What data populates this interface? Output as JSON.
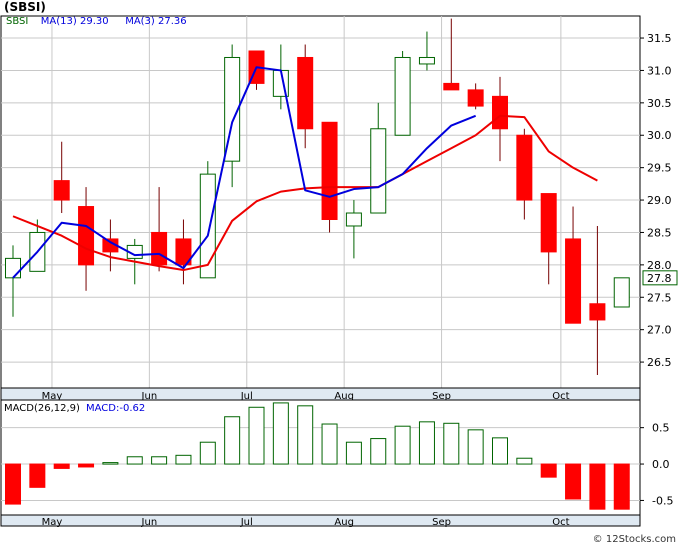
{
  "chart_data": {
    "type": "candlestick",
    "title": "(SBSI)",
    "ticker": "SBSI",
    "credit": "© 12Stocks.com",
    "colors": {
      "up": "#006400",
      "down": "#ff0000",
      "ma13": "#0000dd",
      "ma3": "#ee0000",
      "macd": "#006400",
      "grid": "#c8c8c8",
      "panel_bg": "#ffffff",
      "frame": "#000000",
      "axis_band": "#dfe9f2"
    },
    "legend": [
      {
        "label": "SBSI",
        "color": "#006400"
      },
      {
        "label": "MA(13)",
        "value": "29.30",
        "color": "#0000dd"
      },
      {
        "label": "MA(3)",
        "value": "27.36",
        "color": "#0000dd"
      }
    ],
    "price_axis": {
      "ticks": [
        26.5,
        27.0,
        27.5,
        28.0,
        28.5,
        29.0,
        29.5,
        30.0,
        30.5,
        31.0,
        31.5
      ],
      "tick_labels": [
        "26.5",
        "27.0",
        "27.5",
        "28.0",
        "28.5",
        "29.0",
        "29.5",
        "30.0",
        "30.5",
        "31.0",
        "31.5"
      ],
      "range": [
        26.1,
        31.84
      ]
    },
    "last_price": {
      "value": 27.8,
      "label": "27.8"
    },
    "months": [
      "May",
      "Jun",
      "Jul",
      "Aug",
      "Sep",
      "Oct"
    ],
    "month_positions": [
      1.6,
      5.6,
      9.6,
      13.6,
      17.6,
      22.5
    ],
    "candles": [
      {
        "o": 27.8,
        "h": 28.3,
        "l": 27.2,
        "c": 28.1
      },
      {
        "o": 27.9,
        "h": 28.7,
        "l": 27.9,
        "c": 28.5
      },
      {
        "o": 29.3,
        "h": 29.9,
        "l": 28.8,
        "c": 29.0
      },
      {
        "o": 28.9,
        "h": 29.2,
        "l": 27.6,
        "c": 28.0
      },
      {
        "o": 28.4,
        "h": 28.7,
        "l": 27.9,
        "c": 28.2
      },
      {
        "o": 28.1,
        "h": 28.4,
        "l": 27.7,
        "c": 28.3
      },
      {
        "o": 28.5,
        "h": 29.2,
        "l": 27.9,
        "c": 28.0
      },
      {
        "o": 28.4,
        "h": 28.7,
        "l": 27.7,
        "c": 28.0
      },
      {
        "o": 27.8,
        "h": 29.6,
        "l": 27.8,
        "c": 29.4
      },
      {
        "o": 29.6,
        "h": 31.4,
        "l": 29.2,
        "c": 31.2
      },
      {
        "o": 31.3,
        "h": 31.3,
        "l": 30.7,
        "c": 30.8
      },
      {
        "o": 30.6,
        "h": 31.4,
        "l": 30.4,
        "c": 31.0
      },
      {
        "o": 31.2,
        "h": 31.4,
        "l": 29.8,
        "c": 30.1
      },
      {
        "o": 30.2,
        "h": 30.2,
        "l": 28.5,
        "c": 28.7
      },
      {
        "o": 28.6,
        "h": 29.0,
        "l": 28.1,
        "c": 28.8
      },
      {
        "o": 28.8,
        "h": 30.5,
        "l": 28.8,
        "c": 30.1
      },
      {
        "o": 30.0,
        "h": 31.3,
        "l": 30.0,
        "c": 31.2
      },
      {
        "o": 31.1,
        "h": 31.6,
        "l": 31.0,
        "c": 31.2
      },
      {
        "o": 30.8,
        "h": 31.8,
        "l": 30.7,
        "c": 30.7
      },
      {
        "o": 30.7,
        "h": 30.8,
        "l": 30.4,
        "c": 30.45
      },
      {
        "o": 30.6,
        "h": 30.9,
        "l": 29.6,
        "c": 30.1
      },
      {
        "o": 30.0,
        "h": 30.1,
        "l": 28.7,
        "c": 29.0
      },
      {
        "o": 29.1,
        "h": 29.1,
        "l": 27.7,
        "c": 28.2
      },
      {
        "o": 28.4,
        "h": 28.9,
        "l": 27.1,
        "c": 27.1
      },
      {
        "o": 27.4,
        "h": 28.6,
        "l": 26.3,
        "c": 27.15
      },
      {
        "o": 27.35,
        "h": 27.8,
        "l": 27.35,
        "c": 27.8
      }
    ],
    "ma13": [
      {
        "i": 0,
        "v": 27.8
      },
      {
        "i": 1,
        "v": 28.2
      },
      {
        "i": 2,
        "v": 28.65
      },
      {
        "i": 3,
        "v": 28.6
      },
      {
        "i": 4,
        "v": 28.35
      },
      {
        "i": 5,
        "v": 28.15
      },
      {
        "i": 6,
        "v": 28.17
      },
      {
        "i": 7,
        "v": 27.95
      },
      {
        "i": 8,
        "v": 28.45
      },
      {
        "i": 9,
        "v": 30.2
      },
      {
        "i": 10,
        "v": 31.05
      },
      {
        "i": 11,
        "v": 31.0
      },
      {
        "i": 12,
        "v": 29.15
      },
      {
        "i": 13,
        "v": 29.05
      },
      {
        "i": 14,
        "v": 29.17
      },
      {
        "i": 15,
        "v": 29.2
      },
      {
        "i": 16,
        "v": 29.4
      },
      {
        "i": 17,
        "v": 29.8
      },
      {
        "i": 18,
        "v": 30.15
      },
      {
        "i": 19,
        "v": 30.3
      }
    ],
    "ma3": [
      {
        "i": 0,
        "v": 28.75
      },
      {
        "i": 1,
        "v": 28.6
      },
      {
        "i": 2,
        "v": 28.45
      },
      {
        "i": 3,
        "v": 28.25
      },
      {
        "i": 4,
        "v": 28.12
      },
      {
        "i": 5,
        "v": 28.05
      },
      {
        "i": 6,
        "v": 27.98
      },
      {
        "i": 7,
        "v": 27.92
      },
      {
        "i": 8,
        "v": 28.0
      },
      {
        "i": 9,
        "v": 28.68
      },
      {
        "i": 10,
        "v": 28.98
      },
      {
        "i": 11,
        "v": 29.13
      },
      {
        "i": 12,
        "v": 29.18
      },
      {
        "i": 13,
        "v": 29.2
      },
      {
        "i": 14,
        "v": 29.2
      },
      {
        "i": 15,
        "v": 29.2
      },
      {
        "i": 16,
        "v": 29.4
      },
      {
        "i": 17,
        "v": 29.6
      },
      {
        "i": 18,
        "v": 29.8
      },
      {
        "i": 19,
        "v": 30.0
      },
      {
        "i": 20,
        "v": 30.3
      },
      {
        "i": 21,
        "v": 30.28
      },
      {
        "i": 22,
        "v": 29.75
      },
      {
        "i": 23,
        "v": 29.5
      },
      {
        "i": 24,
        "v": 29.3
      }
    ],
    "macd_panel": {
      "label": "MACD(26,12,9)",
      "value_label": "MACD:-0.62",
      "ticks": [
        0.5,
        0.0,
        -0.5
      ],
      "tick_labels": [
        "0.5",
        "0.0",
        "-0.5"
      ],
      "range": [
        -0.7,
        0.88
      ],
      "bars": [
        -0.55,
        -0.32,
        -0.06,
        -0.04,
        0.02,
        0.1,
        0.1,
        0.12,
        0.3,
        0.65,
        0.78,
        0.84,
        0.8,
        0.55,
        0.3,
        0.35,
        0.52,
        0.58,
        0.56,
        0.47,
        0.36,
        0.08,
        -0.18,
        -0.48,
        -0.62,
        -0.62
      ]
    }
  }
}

==

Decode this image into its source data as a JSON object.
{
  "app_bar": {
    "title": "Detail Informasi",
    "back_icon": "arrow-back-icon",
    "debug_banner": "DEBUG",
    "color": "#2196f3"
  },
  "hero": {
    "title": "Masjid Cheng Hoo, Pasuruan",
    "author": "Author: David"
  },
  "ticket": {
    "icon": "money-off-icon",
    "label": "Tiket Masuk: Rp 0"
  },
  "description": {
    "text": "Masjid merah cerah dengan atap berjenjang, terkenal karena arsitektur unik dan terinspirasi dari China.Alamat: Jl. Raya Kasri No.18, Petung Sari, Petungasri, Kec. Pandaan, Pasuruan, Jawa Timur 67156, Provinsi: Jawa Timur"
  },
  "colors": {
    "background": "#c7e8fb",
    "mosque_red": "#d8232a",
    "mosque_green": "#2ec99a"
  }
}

WHAT YOU ARE ASKED TO DO.
For the entries above, state how many lines contain the word "title". Provide the number by itself.

SOLUTION.
3